Exercise task —
All of the data should be output character for character, except the pictures.

Provided data —
-=-=-

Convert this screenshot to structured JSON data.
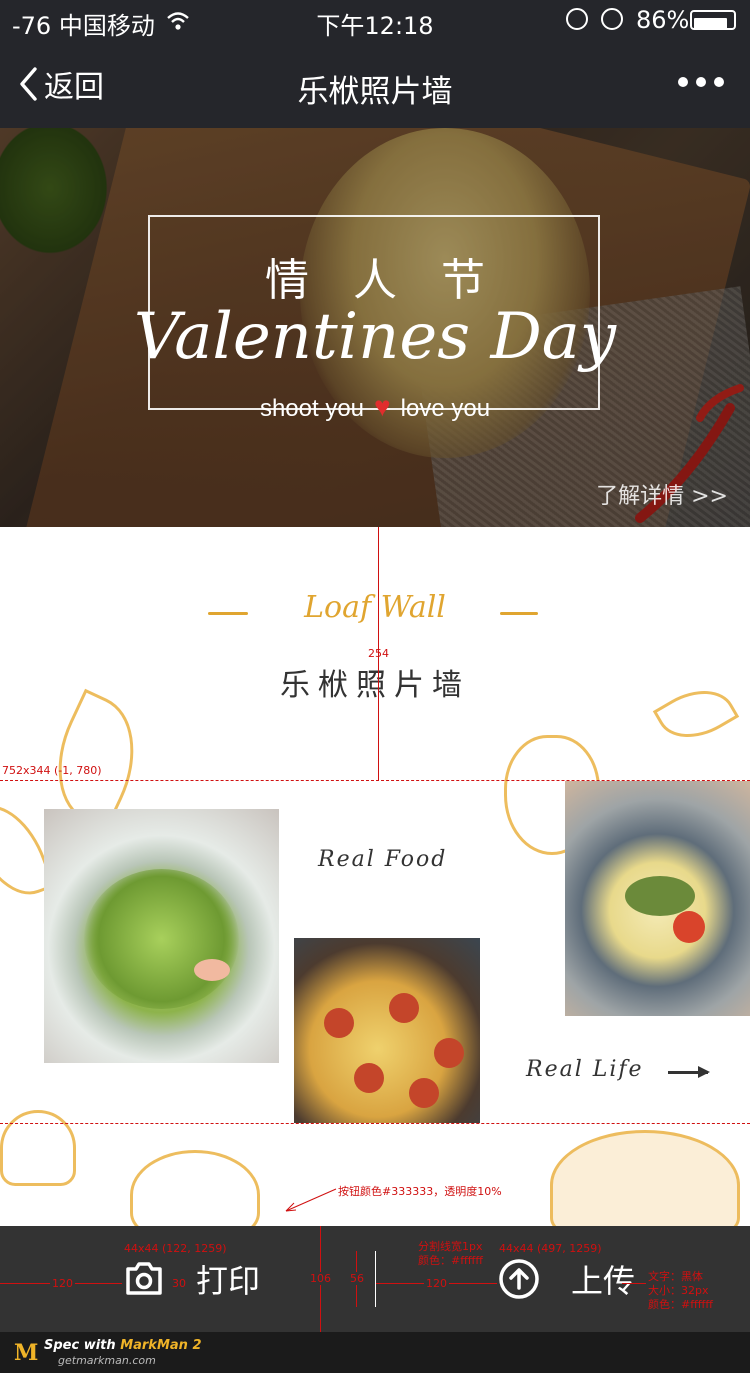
{
  "status_bar": {
    "carrier": "-76 中国移动",
    "time": "下午12:18",
    "battery_percent": "86%",
    "battery_level": 0.86
  },
  "nav": {
    "back_label": "返回",
    "title": "乐栿照片墙"
  },
  "banner": {
    "title_cn": "情人节",
    "title_en": "Valentines Day",
    "tag_left": "shoot you",
    "tag_right": "love you",
    "more_link": "了解详情 >>"
  },
  "section": {
    "script_title": "Loaf Wall",
    "title": "乐栿照片墙"
  },
  "gallery": {
    "caption_top": "Real Food",
    "caption_bottom": "Real Life"
  },
  "toolbar": {
    "print_label": "打印",
    "upload_label": "上传"
  },
  "annotations": {
    "dim_254": "254",
    "area_size": "752x344 (-1, 780)",
    "button_color_note": "按钮颜色#333333，透明度10%",
    "print_icon_spec": "44x44 (122, 1259)",
    "upload_icon_spec": "44x44 (497, 1259)",
    "divider_spec_1": "分割线宽1px",
    "divider_spec_2": "颜色：#ffffff",
    "dim_120_left": "120",
    "dim_30": "30",
    "dim_106": "106",
    "dim_56": "56",
    "dim_120_mid": "120",
    "text_spec_1": "文字：黑体",
    "text_spec_2": "大小：32px",
    "text_spec_3": "颜色：#ffffff"
  },
  "footer": {
    "logo_letter": "M",
    "brand_prefix": "Spec with ",
    "brand_name": "MarkMan 2",
    "site": "getmarkman.com"
  },
  "colors": {
    "nav_bg": "#25262b",
    "accent_yellow": "#e0a530",
    "toolbar_bg": "#333333",
    "annotation_red": "#d01010",
    "heart_red": "#e02d2d"
  }
}
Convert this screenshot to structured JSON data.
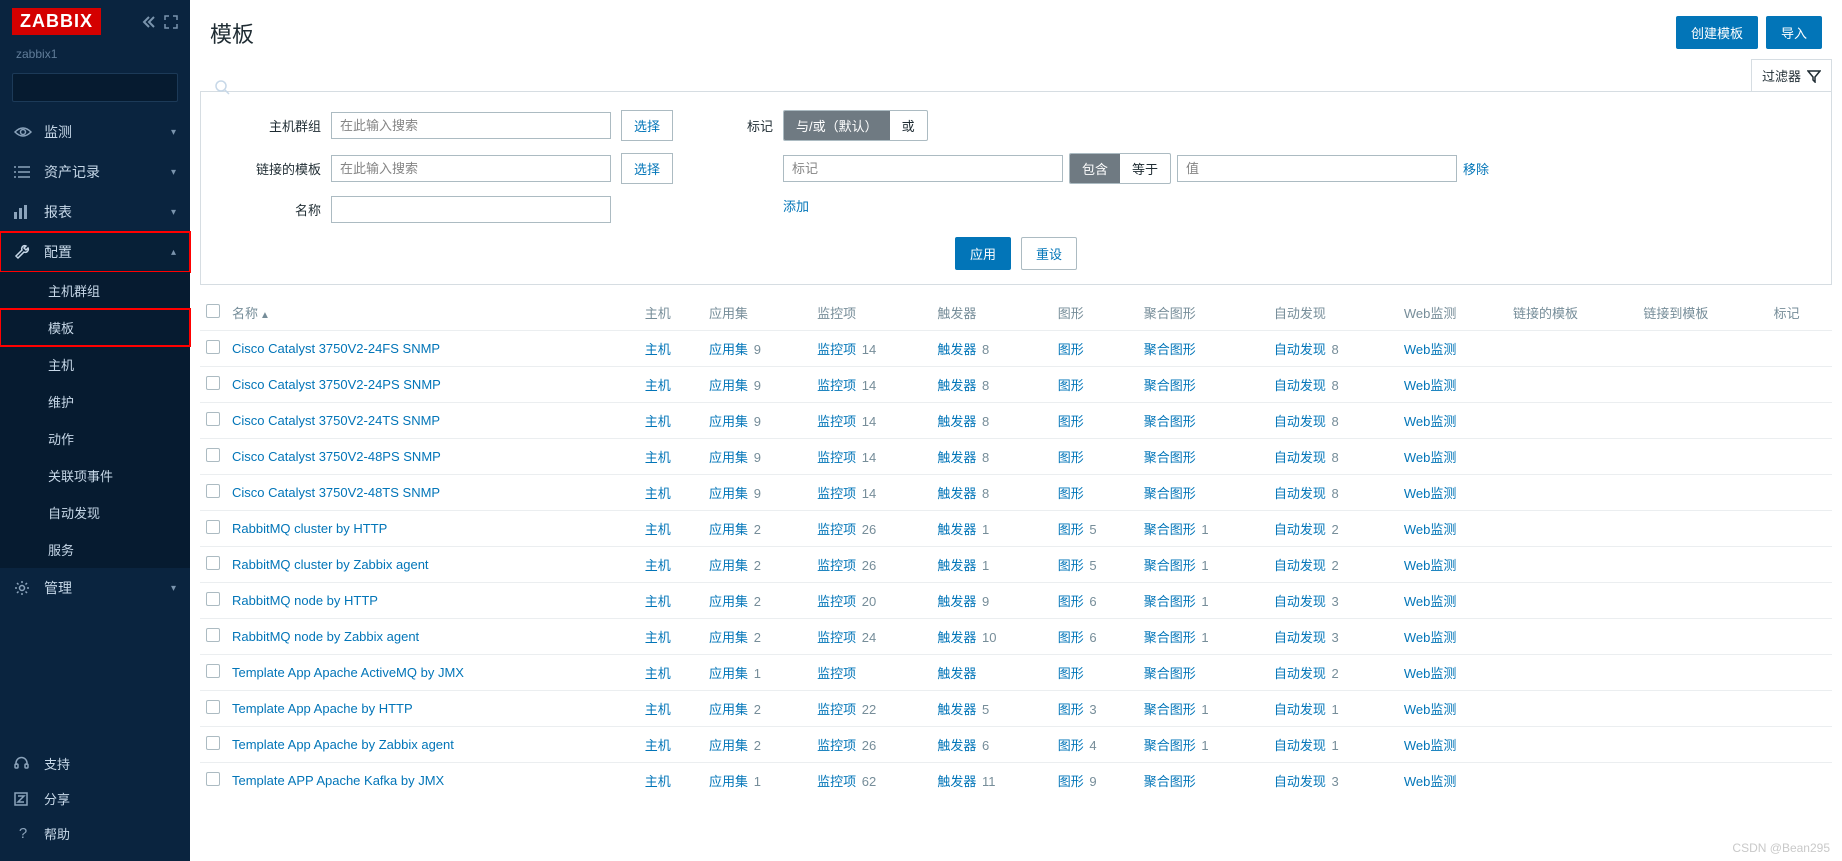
{
  "brand": "ZABBIX",
  "server_name": "zabbix1",
  "search": {
    "placeholder": ""
  },
  "nav": {
    "monitoring": "监测",
    "inventory": "资产记录",
    "reports": "报表",
    "configuration": "配置",
    "administration": "管理",
    "support": "支持",
    "share": "分享",
    "help": "帮助"
  },
  "config_sub": {
    "host_groups": "主机群组",
    "templates": "模板",
    "hosts": "主机",
    "maintenance": "维护",
    "actions": "动作",
    "correlation": "关联项事件",
    "discovery": "自动发现",
    "services": "服务"
  },
  "page": {
    "title": "模板",
    "create_btn": "创建模板",
    "import_btn": "导入"
  },
  "filter": {
    "tab_label": "过滤器",
    "host_groups_label": "主机群组",
    "linked_templates_label": "链接的模板",
    "name_label": "名称",
    "search_placeholder": "在此输入搜索",
    "select_btn": "选择",
    "tags_label": "标记",
    "andor_default": "与/或（默认）",
    "or": "或",
    "tag_placeholder": "标记",
    "contains": "包含",
    "equals": "等于",
    "value_placeholder": "值",
    "remove": "移除",
    "add": "添加",
    "apply": "应用",
    "reset": "重设"
  },
  "columns": {
    "name": "名称",
    "hosts": "主机",
    "applications": "应用集",
    "items": "监控项",
    "triggers": "触发器",
    "graphs": "图形",
    "screens": "聚合图形",
    "discovery": "自动发现",
    "web": "Web监测",
    "linked_templates": "链接的模板",
    "linked_to": "链接到模板",
    "tags": "标记"
  },
  "cell_labels": {
    "hosts": "主机",
    "applications": "应用集",
    "items": "监控项",
    "triggers": "触发器",
    "graphs": "图形",
    "screens": "聚合图形",
    "discovery": "自动发现",
    "web": "Web监测"
  },
  "rows": [
    {
      "name": "Cisco Catalyst 3750V2-24FS SNMP",
      "apps": 9,
      "items": 14,
      "triggers": 8,
      "graphs": "",
      "screens": "",
      "discovery": 8
    },
    {
      "name": "Cisco Catalyst 3750V2-24PS SNMP",
      "apps": 9,
      "items": 14,
      "triggers": 8,
      "graphs": "",
      "screens": "",
      "discovery": 8
    },
    {
      "name": "Cisco Catalyst 3750V2-24TS SNMP",
      "apps": 9,
      "items": 14,
      "triggers": 8,
      "graphs": "",
      "screens": "",
      "discovery": 8
    },
    {
      "name": "Cisco Catalyst 3750V2-48PS SNMP",
      "apps": 9,
      "items": 14,
      "triggers": 8,
      "graphs": "",
      "screens": "",
      "discovery": 8
    },
    {
      "name": "Cisco Catalyst 3750V2-48TS SNMP",
      "apps": 9,
      "items": 14,
      "triggers": 8,
      "graphs": "",
      "screens": "",
      "discovery": 8
    },
    {
      "name": "RabbitMQ cluster by HTTP",
      "apps": 2,
      "items": 26,
      "triggers": 1,
      "graphs": 5,
      "screens": 1,
      "discovery": 2
    },
    {
      "name": "RabbitMQ cluster by Zabbix agent",
      "apps": 2,
      "items": 26,
      "triggers": 1,
      "graphs": 5,
      "screens": 1,
      "discovery": 2
    },
    {
      "name": "RabbitMQ node by HTTP",
      "apps": 2,
      "items": 20,
      "triggers": 9,
      "graphs": 6,
      "screens": 1,
      "discovery": 3
    },
    {
      "name": "RabbitMQ node by Zabbix agent",
      "apps": 2,
      "items": 24,
      "triggers": 10,
      "graphs": 6,
      "screens": 1,
      "discovery": 3
    },
    {
      "name": "Template App Apache ActiveMQ by JMX",
      "apps": 1,
      "items": "",
      "triggers": "",
      "graphs": "",
      "screens": "",
      "discovery": 2
    },
    {
      "name": "Template App Apache by HTTP",
      "apps": 2,
      "items": 22,
      "triggers": 5,
      "graphs": 3,
      "screens": 1,
      "discovery": 1
    },
    {
      "name": "Template App Apache by Zabbix agent",
      "apps": 2,
      "items": 26,
      "triggers": 6,
      "graphs": 4,
      "screens": 1,
      "discovery": 1
    },
    {
      "name": "Template APP Apache Kafka by JMX",
      "apps": 1,
      "items": 62,
      "triggers": 11,
      "graphs": 9,
      "screens": "",
      "discovery": 3
    }
  ],
  "watermark": "CSDN @Bean295"
}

-=-=-

Answer for the task —
Convert this screenshot to structured JSON data.
{
  "status_bar": {
    "carrier": "-76 中国移动",
    "time": "下午12:18",
    "battery_percent": "86%",
    "battery_level": 0.86
  },
  "nav": {
    "back_label": "返回",
    "title": "乐栿照片墙"
  },
  "banner": {
    "title_cn": "情人节",
    "title_en": "Valentines Day",
    "tag_left": "shoot you",
    "tag_right": "love you",
    "more_link": "了解详情 >>"
  },
  "section": {
    "script_title": "Loaf Wall",
    "title": "乐栿照片墙"
  },
  "gallery": {
    "caption_top": "Real Food",
    "caption_bottom": "Real Life"
  },
  "toolbar": {
    "print_label": "打印",
    "upload_label": "上传"
  },
  "annotations": {
    "dim_254": "254",
    "area_size": "752x344 (-1, 780)",
    "button_color_note": "按钮颜色#333333，透明度10%",
    "print_icon_spec": "44x44 (122, 1259)",
    "upload_icon_spec": "44x44 (497, 1259)",
    "divider_spec_1": "分割线宽1px",
    "divider_spec_2": "颜色：#ffffff",
    "dim_120_left": "120",
    "dim_30": "30",
    "dim_106": "106",
    "dim_56": "56",
    "dim_120_mid": "120",
    "text_spec_1": "文字：黑体",
    "text_spec_2": "大小：32px",
    "text_spec_3": "颜色：#ffffff"
  },
  "footer": {
    "logo_letter": "M",
    "brand_prefix": "Spec with ",
    "brand_name": "MarkMan 2",
    "site": "getmarkman.com"
  },
  "colors": {
    "nav_bg": "#25262b",
    "accent_yellow": "#e0a530",
    "toolbar_bg": "#333333",
    "annotation_red": "#d01010",
    "heart_red": "#e02d2d"
  }
}
Convert this screenshot to structured JSON data.
{
  "brand": "ZABBIX",
  "server_name": "zabbix1",
  "search": {
    "placeholder": ""
  },
  "nav": {
    "monitoring": "监测",
    "inventory": "资产记录",
    "reports": "报表",
    "configuration": "配置",
    "administration": "管理",
    "support": "支持",
    "share": "分享",
    "help": "帮助"
  },
  "config_sub": {
    "host_groups": "主机群组",
    "templates": "模板",
    "hosts": "主机",
    "maintenance": "维护",
    "actions": "动作",
    "correlation": "关联项事件",
    "discovery": "自动发现",
    "services": "服务"
  },
  "page": {
    "title": "模板",
    "create_btn": "创建模板",
    "import_btn": "导入"
  },
  "filter": {
    "tab_label": "过滤器",
    "host_groups_label": "主机群组",
    "linked_templates_label": "链接的模板",
    "name_label": "名称",
    "search_placeholder": "在此输入搜索",
    "select_btn": "选择",
    "tags_label": "标记",
    "andor_default": "与/或（默认）",
    "or": "或",
    "tag_placeholder": "标记",
    "contains": "包含",
    "equals": "等于",
    "value_placeholder": "值",
    "remove": "移除",
    "add": "添加",
    "apply": "应用",
    "reset": "重设"
  },
  "columns": {
    "name": "名称",
    "hosts": "主机",
    "applications": "应用集",
    "items": "监控项",
    "triggers": "触发器",
    "graphs": "图形",
    "screens": "聚合图形",
    "discovery": "自动发现",
    "web": "Web监测",
    "linked_templates": "链接的模板",
    "linked_to": "链接到模板",
    "tags": "标记"
  },
  "cell_labels": {
    "hosts": "主机",
    "applications": "应用集",
    "items": "监控项",
    "triggers": "触发器",
    "graphs": "图形",
    "screens": "聚合图形",
    "discovery": "自动发现",
    "web": "Web监测"
  },
  "rows": [
    {
      "name": "Cisco Catalyst 3750V2-24FS SNMP",
      "apps": 9,
      "items": 14,
      "triggers": 8,
      "graphs": "",
      "screens": "",
      "discovery": 8
    },
    {
      "name": "Cisco Catalyst 3750V2-24PS SNMP",
      "apps": 9,
      "items": 14,
      "triggers": 8,
      "graphs": "",
      "screens": "",
      "discovery": 8
    },
    {
      "name": "Cisco Catalyst 3750V2-24TS SNMP",
      "apps": 9,
      "items": 14,
      "triggers": 8,
      "graphs": "",
      "screens": "",
      "discovery": 8
    },
    {
      "name": "Cisco Catalyst 3750V2-48PS SNMP",
      "apps": 9,
      "items": 14,
      "triggers": 8,
      "graphs": "",
      "screens": "",
      "discovery": 8
    },
    {
      "name": "Cisco Catalyst 3750V2-48TS SNMP",
      "apps": 9,
      "items": 14,
      "triggers": 8,
      "graphs": "",
      "screens": "",
      "discovery": 8
    },
    {
      "name": "RabbitMQ cluster by HTTP",
      "apps": 2,
      "items": 26,
      "triggers": 1,
      "graphs": 5,
      "screens": 1,
      "discovery": 2
    },
    {
      "name": "RabbitMQ cluster by Zabbix agent",
      "apps": 2,
      "items": 26,
      "triggers": 1,
      "graphs": 5,
      "screens": 1,
      "discovery": 2
    },
    {
      "name": "RabbitMQ node by HTTP",
      "apps": 2,
      "items": 20,
      "triggers": 9,
      "graphs": 6,
      "screens": 1,
      "discovery": 3
    },
    {
      "name": "RabbitMQ node by Zabbix agent",
      "apps": 2,
      "items": 24,
      "triggers": 10,
      "graphs": 6,
      "screens": 1,
      "discovery": 3
    },
    {
      "name": "Template App Apache ActiveMQ by JMX",
      "apps": 1,
      "items": "",
      "triggers": "",
      "graphs": "",
      "screens": "",
      "discovery": 2
    },
    {
      "name": "Template App Apache by HTTP",
      "apps": 2,
      "items": 22,
      "triggers": 5,
      "graphs": 3,
      "screens": 1,
      "discovery": 1
    },
    {
      "name": "Template App Apache by Zabbix agent",
      "apps": 2,
      "items": 26,
      "triggers": 6,
      "graphs": 4,
      "screens": 1,
      "discovery": 1
    },
    {
      "name": "Template APP Apache Kafka by JMX",
      "apps": 1,
      "items": 62,
      "triggers": 11,
      "graphs": 9,
      "screens": "",
      "discovery": 3
    }
  ],
  "watermark": "CSDN @Bean295"
}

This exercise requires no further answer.